In an action of declarator, &c., brought more than forty years afterwards by the University, with concurrence of two professors, Held (aff. judgment of Court of Session) (1) ( a) that the Magistrates were trustees for the University under the mortifications, that the sale was a nullity and unprotected by prescription, and ( b) that the fishings were subject to the trust; and ( 2) that the cause should be remitted back to the Court of Session to consider the question of retrospective accounting and liability for arrears.

Headnote:

This was an appeal from a decision of the First Division. The University of Aberdeen and the Professors raised an action of declarator and reduction, founded chiefly on an alleged breach of trust committed by the Town Council of Aberdeen under the form of a pretended sale of certain trust funds set apart for their benefit between 1613 and 1627. These funds were invested in the lands of Torrie, which in 1785 were okposed to sale, and purchased by one David Morrice, who offered the upset price, being an annual rent of £50 for the whole subjects. Morrice afterwards declared that he had purchased them for the Town Council, and the Council forth with entered into possession. In 1801, on the strength of their being owners of the lands, they obtained from the Crown a grant of the salmon fishings in the sea adjoining. The value of the land and the salmon fisheries had risen to a rental of £170 for the land and about £700 for the fisheries. They had accounted only for £50 to the University. Redress was sought against this breach of trust, and two of the Professors sued for arrears of salary appertaining to their chairs as having been unjustly kept back.

## Written instruction 1
Say whether each statement agrees with the case summary, answering yes or no and quoting the words that decide it: (a) The lands of Torrie were bought by David Morrice. (b) The Town Council got the Crown grant of the salmon fishings in 1785. (c) The Town Council had accounted for £170 to the University.
The case summary and the records have no connection to each other.

## Record list

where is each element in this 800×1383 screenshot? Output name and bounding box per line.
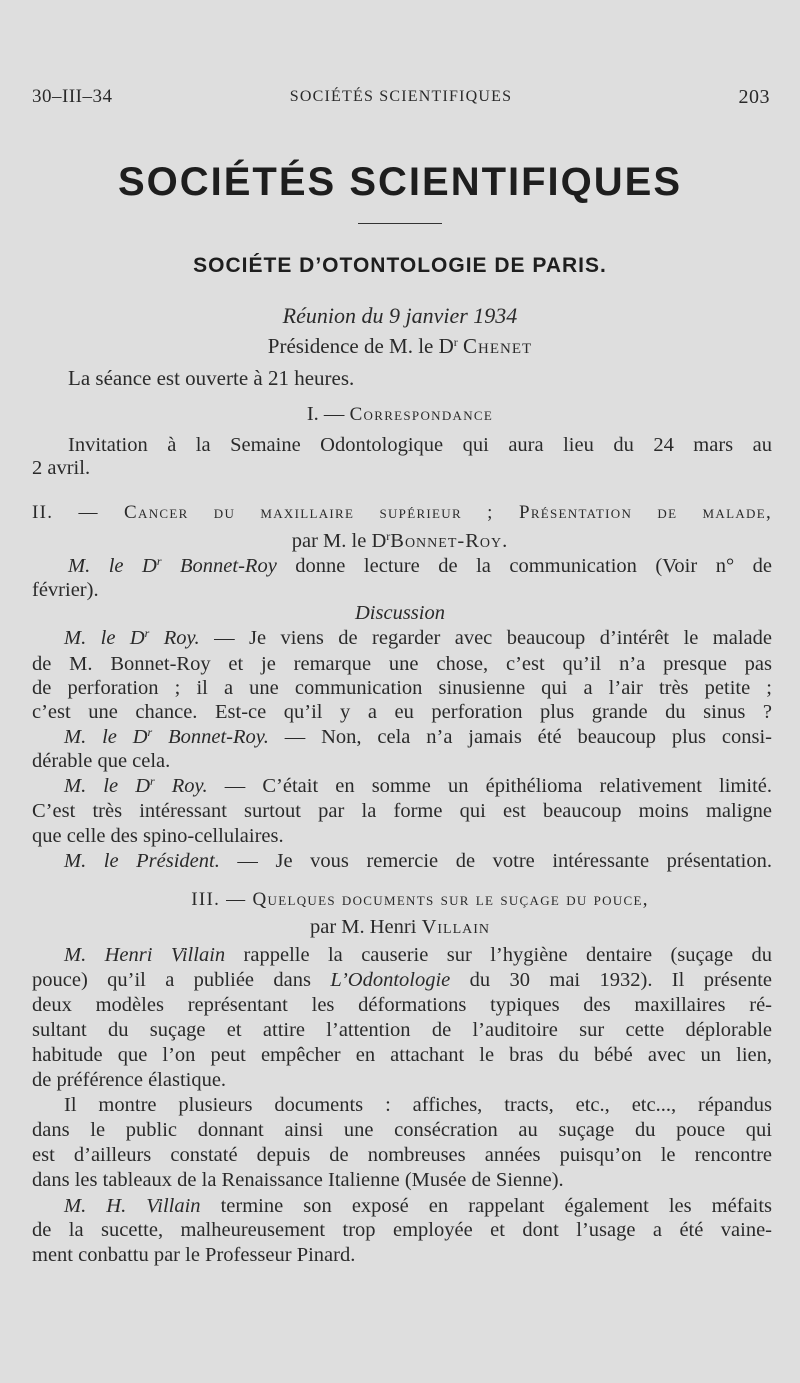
section1-title: Correspondance xyxy=(349,404,494,425)
section2-heading-1: II. — Cancer du maxillaire supérieur ; Présentation de malade, xyxy=(32,502,772,523)
discussion-line: de M. Bonnet-Roy et je remarque une chose, c’est qu’il n’a presque pas xyxy=(32,653,772,675)
section1-line-2: 2 avril. xyxy=(32,457,91,479)
presidence-prefix: Présidence de M. le D xyxy=(267,334,454,358)
paragraph-line xyxy=(64,1196,772,1217)
speaker-name: Bonnet-Roy xyxy=(161,555,277,577)
section2-intro-2: février). xyxy=(32,579,99,601)
line-text: — Je viens de regarder avec beaucoup d’intérêt le malade xyxy=(199,627,772,649)
meeting-date-text: Réunion du 9 janvier 1934 xyxy=(282,303,518,328)
paragraph-line: deux modèles représentant les déformations typiques des maxillaires ré- xyxy=(32,994,772,1016)
paragraph-line: est d’ailleurs constaté depuis de nombreuses années puisqu’on le rencontre xyxy=(32,1144,772,1166)
paragraph-line xyxy=(64,945,772,966)
discussion-line: que celle des spino-cellulaires. xyxy=(32,825,284,847)
paragraph-line: sultant du suçage et attire l’attention de l’auditoire sur cette déplorable xyxy=(32,1019,772,1041)
section2-heading-2 xyxy=(0,531,800,552)
paragraph-line: ment conbattu par le Professeur Pinard. xyxy=(32,1244,356,1266)
speaker: M. Henri Villain xyxy=(64,944,226,966)
speaker-name: Bonnet-Roy. xyxy=(152,726,269,748)
discussion-line xyxy=(64,727,772,748)
speaker: M. le D xyxy=(64,726,148,748)
speaker: M. le D xyxy=(64,775,151,797)
line-text: pouce) qu’il a publiée dans xyxy=(32,969,331,991)
line-text: rappelle la causerie sur l’hygiène dentaire (suçage du xyxy=(225,944,772,966)
speaker-sup: r xyxy=(156,554,162,568)
discussion-line: C’est très intéressant surtout par la forme qui est beaucoup moins maligne xyxy=(32,800,772,822)
speaker-sup: r xyxy=(147,725,153,739)
section3-heading-name: Villain xyxy=(421,916,491,938)
discussion-line: c’est une chance. Est-ce qu’il y a eu perforation plus grande du sinus ? xyxy=(32,701,772,723)
presidence xyxy=(0,336,800,357)
opening-line: La séance est ouverte à 21 heures. xyxy=(68,366,355,390)
section3-heading-1: III. — Quelques documents sur le suçage du pouce, xyxy=(191,889,649,910)
paragraph-line: habitude que l’on peut empêcher en attachant le bras du bébé avec un lien, xyxy=(32,1044,772,1066)
page-number: 203 xyxy=(738,86,770,108)
section1-line-1: Invitation à la Semaine Odontologique qui aura lieu du 24 mars au xyxy=(68,434,772,456)
title-rule xyxy=(358,223,442,224)
discussion-line xyxy=(64,628,772,649)
running-head-date: 30–III–34 xyxy=(32,86,113,107)
discussion-line: dérable que cela. xyxy=(32,750,171,772)
speaker-sup: r xyxy=(144,626,150,640)
section1-heading xyxy=(0,404,800,425)
line-text: termine son exposé en rappelant également les méfaits xyxy=(200,1195,772,1217)
section1-num: I. — xyxy=(306,403,345,425)
running-head xyxy=(32,86,770,110)
presidence-name: Chenet xyxy=(463,334,533,358)
presidence-sup: r xyxy=(453,335,458,349)
speaker: M. le D xyxy=(68,555,157,577)
discussion-line: de perforation ; il a une communication sinusienne qui a l’air très petite ; xyxy=(32,677,772,699)
running-head-title: SOCIÉTÉS SCIENTIFIQUES xyxy=(289,88,513,105)
paragraph-line: dans les tableaux de la Renaissance Italienne (Musée de Sienne). xyxy=(32,1169,564,1191)
line-text: — Je vous remercie de votre intéressante présentation. xyxy=(219,850,772,872)
section3-heading-2 xyxy=(0,917,800,938)
paragraph-line: de la sucette, malheureusement trop employée et dont l’usage a été vaine- xyxy=(32,1219,772,1241)
speaker-name: Roy. xyxy=(149,627,200,649)
section2-heading-sup: r xyxy=(386,529,391,543)
meeting-date xyxy=(0,305,800,327)
section2-intro-1 xyxy=(68,556,772,577)
society-heading: SOCIÉTE D’OTONTOLOGIE DE PARIS. xyxy=(193,254,607,277)
section3-heading-prefix: par M. Henri xyxy=(309,916,422,938)
speaker: M. le D xyxy=(64,627,145,649)
line-text: — C’était en somme un épithélioma relativement limité. xyxy=(207,775,772,797)
speaker-sup: r xyxy=(150,774,155,788)
intro-rest: donne lecture de la communication (Voir n° de xyxy=(276,555,772,577)
paragraph-line: dans le public donnant ainsi une consécration au suçage du pouce qui xyxy=(32,1119,772,1141)
journal-title: L’Odontologie xyxy=(330,969,451,991)
discussion-line xyxy=(64,851,772,872)
discussion-heading xyxy=(0,603,800,624)
speaker: M. le Président. xyxy=(64,850,220,872)
paragraph-line: Il montre plusieurs documents : affiches, tracts, etc., etc..., répandus xyxy=(64,1094,772,1116)
line-text: — Non, cela n’a jamais été beaucoup plus consi- xyxy=(268,726,772,748)
section2-heading-prefix: par M. le D xyxy=(291,530,387,552)
line-text: du 30 mai 1932). Il présente xyxy=(450,969,772,991)
speaker: M. H. Villain xyxy=(64,1195,201,1217)
discussion-text: Discussion xyxy=(355,602,445,624)
section2-heading-name: Bonnet-Roy. xyxy=(390,530,509,552)
discussion-line xyxy=(64,776,772,797)
speaker-name: Roy. xyxy=(154,775,208,797)
page-title: SOCIÉTÉS SCIENTIFIQUES xyxy=(117,160,683,204)
paragraph-line xyxy=(32,970,772,991)
paragraph-line: de préférence élastique. xyxy=(32,1069,227,1091)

## Written instruction 2
From the records, extract the part that opens with the line containing "section1-title: Correspondance xyxy=(349,404,494,425)" and closes with the line containing "paragraph-line xyxy=(64,1196,772,1217)", reproducing those lines exactly.

## Answer 1
(a) Yes: "purchased by one David Morrice"
(b) No: "In 1801, on the strength of their being owners of the lands, they obtained from the Crown a grant of the salmon fishings in the sea adjoining."
(c) No: "They had accounted only for £50 to the University."

## Answer 2
section1-title: Correspondance xyxy=(349,404,494,425)
section2-heading-1: II. — Cancer du maxillaire supérieur ; Présentation de malade, xyxy=(32,502,772,523)
discussion-line: de M. Bonnet-Roy et je remarque une chose, c’est qu’il n’a presque pas xyxy=(32,653,772,675)
section1-line-2: 2 avril. xyxy=(32,457,91,479)
presidence-prefix: Présidence de M. le D xyxy=(267,334,454,358)
paragraph-line xyxy=(64,1196,772,1217)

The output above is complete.